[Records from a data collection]
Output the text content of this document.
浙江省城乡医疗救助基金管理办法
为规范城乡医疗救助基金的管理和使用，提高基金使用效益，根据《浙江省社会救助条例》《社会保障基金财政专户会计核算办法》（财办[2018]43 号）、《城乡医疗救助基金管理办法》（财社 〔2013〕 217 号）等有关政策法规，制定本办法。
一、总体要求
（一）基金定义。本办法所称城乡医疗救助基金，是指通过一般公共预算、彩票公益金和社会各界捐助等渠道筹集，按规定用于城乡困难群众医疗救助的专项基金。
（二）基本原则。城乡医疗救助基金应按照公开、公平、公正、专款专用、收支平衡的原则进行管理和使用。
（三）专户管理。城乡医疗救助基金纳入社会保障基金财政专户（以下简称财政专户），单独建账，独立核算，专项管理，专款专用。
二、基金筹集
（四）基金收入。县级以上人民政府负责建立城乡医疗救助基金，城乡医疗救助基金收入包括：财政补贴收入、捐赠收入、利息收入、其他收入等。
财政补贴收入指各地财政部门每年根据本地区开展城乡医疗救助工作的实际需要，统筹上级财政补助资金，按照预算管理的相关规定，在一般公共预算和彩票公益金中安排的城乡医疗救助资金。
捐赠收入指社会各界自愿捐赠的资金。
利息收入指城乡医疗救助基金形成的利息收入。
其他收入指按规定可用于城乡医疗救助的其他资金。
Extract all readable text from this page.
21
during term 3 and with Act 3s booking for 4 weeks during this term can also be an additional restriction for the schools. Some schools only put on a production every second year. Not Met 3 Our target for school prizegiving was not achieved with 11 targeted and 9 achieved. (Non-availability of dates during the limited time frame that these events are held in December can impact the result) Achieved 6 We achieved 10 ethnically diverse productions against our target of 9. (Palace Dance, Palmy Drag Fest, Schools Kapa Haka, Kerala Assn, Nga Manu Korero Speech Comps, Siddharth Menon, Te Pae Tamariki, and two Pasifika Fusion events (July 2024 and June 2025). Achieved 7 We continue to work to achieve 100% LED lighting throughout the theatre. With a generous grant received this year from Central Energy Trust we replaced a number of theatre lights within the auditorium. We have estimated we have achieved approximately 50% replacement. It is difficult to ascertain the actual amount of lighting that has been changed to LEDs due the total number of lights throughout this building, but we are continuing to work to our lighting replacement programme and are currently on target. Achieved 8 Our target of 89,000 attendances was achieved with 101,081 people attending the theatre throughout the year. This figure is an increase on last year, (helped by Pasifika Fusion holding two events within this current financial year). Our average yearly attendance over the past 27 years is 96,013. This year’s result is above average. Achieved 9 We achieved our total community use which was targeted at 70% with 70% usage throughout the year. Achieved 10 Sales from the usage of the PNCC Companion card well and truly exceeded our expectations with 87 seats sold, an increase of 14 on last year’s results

* * *

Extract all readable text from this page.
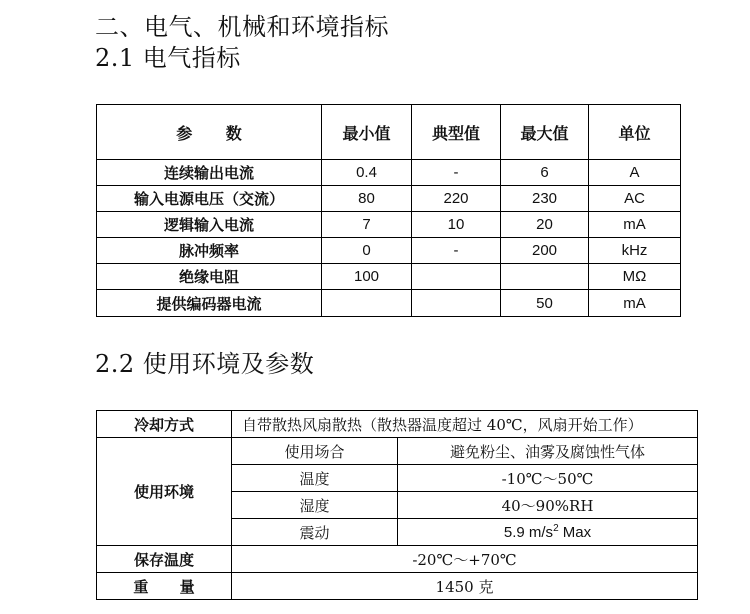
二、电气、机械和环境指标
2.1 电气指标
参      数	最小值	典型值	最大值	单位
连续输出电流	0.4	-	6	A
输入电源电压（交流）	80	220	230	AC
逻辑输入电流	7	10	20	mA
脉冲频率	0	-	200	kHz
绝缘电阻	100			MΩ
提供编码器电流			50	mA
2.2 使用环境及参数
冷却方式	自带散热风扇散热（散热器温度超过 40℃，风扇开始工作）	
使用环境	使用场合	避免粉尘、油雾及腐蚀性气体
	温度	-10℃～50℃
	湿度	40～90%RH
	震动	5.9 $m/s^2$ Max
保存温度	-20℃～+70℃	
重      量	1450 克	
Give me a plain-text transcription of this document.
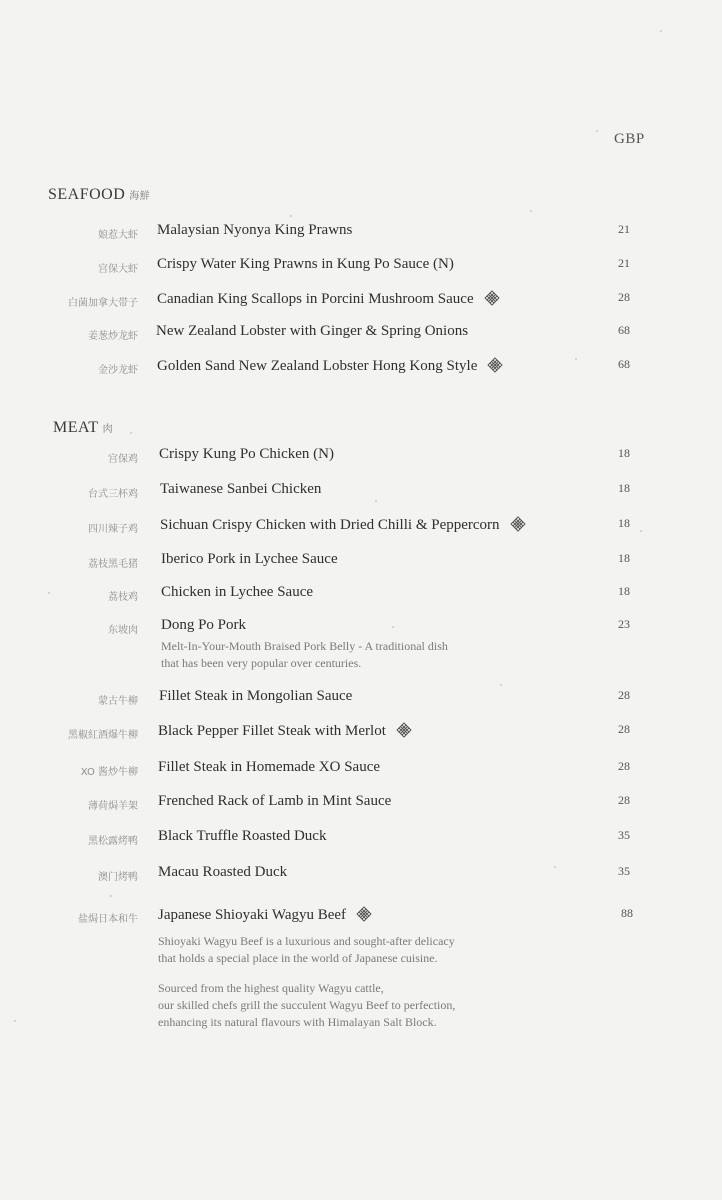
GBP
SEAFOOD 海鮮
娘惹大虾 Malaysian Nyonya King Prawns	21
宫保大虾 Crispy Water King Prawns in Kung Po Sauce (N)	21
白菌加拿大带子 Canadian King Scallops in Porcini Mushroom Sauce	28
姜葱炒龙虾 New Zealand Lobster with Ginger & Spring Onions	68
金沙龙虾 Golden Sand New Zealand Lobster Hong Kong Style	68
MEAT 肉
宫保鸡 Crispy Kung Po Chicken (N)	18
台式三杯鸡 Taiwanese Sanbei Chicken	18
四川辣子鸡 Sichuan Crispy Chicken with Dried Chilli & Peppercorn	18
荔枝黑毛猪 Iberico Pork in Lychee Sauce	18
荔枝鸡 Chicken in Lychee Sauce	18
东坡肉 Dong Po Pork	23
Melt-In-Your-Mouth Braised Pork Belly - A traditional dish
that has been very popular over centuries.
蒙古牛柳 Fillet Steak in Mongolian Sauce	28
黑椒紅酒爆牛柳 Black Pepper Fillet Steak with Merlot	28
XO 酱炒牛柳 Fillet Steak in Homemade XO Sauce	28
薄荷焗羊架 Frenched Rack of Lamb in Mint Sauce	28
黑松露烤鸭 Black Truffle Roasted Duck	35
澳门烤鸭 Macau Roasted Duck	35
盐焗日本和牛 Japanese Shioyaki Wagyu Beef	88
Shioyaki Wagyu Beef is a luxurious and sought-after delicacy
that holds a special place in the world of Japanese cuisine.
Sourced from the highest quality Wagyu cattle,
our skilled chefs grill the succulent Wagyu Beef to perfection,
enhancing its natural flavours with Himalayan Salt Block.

__Given instruction__.
Look through the material above and pick out each line holding the word "Kung".

__Exercise response__.
宫保大虾 Crispy Water King Prawns in Kung Po Sauce (N)	21
宫保鸡 Crispy Kung Po Chicken (N)	18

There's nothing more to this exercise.